DATA SECTION.
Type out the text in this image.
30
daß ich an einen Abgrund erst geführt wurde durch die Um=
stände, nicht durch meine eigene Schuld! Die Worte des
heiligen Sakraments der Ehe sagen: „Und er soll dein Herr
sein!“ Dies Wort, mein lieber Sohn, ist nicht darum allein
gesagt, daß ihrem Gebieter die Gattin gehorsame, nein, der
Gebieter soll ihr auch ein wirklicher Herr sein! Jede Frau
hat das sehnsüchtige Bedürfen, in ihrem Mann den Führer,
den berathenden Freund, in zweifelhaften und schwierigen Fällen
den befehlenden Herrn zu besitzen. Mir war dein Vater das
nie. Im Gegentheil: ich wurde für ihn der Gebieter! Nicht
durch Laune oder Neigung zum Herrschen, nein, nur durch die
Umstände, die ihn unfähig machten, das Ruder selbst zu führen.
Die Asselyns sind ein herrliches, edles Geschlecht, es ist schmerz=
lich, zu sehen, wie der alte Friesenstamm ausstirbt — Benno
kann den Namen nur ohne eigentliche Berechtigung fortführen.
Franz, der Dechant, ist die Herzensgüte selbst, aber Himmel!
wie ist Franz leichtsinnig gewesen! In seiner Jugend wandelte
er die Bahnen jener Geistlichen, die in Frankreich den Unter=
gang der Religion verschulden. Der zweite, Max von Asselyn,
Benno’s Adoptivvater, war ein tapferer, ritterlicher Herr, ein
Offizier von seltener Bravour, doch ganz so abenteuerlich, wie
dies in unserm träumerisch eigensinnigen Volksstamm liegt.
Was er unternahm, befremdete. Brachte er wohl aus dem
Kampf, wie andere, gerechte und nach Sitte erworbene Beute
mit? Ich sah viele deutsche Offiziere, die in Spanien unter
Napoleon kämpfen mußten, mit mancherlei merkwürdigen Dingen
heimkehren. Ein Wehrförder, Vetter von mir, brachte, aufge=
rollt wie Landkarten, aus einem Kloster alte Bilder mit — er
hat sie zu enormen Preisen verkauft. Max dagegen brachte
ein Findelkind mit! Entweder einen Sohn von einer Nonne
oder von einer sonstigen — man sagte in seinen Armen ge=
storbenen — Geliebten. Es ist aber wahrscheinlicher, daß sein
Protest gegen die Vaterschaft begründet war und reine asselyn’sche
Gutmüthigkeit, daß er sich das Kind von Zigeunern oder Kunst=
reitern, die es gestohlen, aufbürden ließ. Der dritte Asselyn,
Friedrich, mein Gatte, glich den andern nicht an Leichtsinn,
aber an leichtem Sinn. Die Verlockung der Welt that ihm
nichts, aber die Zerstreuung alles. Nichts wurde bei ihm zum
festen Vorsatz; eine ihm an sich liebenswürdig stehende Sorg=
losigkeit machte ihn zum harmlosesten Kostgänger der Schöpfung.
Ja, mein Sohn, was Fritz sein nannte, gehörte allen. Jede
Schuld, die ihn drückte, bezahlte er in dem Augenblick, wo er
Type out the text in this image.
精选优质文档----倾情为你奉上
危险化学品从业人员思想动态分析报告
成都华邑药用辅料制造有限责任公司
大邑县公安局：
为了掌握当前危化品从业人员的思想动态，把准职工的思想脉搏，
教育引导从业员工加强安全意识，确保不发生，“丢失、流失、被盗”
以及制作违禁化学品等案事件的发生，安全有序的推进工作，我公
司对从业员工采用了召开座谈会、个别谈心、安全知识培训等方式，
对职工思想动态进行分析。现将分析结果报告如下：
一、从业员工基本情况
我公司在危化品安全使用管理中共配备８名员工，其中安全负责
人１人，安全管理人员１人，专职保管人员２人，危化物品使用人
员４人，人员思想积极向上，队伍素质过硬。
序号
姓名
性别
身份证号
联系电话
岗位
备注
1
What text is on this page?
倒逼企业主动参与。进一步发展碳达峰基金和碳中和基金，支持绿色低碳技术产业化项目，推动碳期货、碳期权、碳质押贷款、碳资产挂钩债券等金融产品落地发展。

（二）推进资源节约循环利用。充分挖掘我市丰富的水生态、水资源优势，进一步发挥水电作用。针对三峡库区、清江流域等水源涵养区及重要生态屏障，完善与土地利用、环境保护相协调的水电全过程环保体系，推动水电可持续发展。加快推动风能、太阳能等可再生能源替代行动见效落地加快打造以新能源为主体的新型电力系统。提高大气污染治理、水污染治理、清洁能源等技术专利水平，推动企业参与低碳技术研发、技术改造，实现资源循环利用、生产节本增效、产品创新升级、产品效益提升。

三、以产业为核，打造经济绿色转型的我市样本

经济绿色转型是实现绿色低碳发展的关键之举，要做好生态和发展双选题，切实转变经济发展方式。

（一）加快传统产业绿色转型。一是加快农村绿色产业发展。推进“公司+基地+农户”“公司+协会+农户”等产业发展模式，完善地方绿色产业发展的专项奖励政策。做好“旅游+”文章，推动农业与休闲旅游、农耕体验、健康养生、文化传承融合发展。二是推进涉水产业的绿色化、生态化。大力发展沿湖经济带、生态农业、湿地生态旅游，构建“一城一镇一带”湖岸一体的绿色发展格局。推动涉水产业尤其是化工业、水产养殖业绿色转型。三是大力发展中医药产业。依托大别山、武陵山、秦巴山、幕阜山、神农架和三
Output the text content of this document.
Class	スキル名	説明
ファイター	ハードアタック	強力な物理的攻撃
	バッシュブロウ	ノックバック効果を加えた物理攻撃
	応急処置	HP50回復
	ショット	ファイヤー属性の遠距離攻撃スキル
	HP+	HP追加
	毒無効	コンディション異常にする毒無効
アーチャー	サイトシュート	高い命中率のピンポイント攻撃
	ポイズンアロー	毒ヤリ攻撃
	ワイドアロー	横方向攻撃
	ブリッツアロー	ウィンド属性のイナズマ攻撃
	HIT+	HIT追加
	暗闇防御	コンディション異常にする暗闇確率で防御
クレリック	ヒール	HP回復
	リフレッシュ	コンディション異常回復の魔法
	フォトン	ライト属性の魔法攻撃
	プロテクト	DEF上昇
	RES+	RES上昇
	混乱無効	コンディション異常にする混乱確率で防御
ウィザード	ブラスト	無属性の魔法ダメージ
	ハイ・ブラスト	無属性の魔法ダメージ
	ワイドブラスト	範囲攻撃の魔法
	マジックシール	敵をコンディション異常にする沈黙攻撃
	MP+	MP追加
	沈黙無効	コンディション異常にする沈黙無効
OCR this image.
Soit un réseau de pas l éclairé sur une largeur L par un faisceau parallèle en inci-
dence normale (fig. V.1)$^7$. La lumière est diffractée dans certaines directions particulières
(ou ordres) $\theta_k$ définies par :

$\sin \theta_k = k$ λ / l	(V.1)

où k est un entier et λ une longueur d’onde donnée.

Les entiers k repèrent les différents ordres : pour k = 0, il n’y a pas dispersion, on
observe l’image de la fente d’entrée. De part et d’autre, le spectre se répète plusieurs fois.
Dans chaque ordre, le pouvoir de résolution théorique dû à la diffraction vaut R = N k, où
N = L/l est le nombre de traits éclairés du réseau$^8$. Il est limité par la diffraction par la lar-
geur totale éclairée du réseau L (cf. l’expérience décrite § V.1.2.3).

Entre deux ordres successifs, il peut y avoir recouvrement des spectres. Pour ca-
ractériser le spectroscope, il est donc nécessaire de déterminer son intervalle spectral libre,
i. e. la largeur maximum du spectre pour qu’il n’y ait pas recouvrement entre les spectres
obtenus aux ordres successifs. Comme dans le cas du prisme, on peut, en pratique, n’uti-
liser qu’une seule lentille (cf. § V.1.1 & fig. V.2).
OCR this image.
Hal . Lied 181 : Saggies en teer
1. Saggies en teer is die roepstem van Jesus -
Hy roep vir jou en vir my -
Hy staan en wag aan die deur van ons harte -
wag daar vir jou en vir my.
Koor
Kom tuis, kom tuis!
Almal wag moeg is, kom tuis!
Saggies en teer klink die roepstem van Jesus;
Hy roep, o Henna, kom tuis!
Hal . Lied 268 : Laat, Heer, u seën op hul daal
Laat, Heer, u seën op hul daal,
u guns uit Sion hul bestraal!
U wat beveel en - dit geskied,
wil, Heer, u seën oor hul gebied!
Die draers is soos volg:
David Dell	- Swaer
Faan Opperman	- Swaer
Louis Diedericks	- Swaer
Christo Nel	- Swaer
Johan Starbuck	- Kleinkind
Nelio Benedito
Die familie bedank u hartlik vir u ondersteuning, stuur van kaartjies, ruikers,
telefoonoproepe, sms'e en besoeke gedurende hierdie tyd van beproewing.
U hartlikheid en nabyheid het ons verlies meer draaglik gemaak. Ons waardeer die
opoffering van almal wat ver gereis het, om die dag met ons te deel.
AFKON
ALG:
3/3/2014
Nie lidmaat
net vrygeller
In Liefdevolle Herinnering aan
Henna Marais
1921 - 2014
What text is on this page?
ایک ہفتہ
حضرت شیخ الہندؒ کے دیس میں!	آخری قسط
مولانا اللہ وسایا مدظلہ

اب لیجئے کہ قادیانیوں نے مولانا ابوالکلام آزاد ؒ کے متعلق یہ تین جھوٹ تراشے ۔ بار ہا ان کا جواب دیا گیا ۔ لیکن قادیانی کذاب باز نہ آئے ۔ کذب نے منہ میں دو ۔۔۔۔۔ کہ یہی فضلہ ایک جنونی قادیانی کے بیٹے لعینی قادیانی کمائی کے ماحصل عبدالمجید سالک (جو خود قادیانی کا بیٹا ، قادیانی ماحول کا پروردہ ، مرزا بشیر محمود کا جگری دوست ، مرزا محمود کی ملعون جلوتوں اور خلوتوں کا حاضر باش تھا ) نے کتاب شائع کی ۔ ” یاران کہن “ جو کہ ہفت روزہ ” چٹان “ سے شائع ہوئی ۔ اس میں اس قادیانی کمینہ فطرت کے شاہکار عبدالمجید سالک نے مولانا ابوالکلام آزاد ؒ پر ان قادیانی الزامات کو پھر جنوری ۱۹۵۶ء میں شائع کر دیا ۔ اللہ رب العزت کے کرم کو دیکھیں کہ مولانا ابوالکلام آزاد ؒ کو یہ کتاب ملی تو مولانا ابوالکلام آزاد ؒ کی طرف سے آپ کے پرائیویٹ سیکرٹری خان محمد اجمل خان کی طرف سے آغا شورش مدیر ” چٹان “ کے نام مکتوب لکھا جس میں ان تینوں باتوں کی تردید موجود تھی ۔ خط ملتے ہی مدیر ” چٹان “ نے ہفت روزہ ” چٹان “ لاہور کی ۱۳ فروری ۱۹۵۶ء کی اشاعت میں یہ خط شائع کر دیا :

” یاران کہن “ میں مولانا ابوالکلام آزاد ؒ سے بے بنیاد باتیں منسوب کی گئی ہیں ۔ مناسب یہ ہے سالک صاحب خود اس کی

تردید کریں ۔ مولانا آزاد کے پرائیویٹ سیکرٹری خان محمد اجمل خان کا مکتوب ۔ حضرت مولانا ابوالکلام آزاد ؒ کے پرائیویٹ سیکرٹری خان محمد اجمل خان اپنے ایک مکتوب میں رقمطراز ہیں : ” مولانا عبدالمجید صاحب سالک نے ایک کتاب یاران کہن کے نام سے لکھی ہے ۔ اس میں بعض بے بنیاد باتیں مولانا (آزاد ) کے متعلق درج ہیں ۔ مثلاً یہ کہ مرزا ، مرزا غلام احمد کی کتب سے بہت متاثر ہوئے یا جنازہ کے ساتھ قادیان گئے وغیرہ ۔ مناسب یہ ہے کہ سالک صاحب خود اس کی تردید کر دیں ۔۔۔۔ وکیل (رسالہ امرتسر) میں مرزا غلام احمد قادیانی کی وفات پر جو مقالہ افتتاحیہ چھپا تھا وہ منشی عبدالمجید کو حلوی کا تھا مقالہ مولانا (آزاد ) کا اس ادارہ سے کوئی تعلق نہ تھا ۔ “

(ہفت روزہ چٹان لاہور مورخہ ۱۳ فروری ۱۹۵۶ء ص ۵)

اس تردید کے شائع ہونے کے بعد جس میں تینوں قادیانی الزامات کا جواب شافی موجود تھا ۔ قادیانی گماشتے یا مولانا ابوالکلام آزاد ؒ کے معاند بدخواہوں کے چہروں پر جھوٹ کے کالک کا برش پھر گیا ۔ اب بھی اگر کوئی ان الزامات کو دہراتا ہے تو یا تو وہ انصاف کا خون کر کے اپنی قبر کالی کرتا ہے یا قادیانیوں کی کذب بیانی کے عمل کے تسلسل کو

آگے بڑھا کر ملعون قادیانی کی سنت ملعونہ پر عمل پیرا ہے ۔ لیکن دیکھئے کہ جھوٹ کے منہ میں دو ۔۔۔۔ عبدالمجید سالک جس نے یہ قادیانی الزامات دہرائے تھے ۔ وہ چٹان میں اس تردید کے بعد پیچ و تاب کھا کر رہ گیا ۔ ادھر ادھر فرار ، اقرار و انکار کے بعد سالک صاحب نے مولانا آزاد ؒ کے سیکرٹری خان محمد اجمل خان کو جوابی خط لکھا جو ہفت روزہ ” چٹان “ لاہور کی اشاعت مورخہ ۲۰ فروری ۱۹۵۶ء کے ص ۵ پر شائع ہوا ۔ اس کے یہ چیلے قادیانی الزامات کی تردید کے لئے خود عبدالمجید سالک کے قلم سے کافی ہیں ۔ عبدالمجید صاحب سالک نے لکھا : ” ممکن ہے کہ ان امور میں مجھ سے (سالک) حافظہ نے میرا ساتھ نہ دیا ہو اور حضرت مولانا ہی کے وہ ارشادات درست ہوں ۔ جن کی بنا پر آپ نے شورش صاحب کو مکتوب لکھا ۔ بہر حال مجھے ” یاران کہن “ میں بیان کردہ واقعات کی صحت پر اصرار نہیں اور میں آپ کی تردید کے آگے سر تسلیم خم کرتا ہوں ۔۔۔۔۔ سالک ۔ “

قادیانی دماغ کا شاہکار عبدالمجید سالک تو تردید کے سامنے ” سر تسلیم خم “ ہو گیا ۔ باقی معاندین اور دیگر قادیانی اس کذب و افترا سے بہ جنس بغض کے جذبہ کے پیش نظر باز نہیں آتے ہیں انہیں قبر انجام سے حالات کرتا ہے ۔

EXERCISE GOAL.
Lines holding the word "Jesus" in the entries above are the ones to pull out. Copy them all.

ANSWER FOR THE TASK.
1. Saggies en teer is die roepstem van Jesus -
Saggies en teer klink die roepstem van Jesus;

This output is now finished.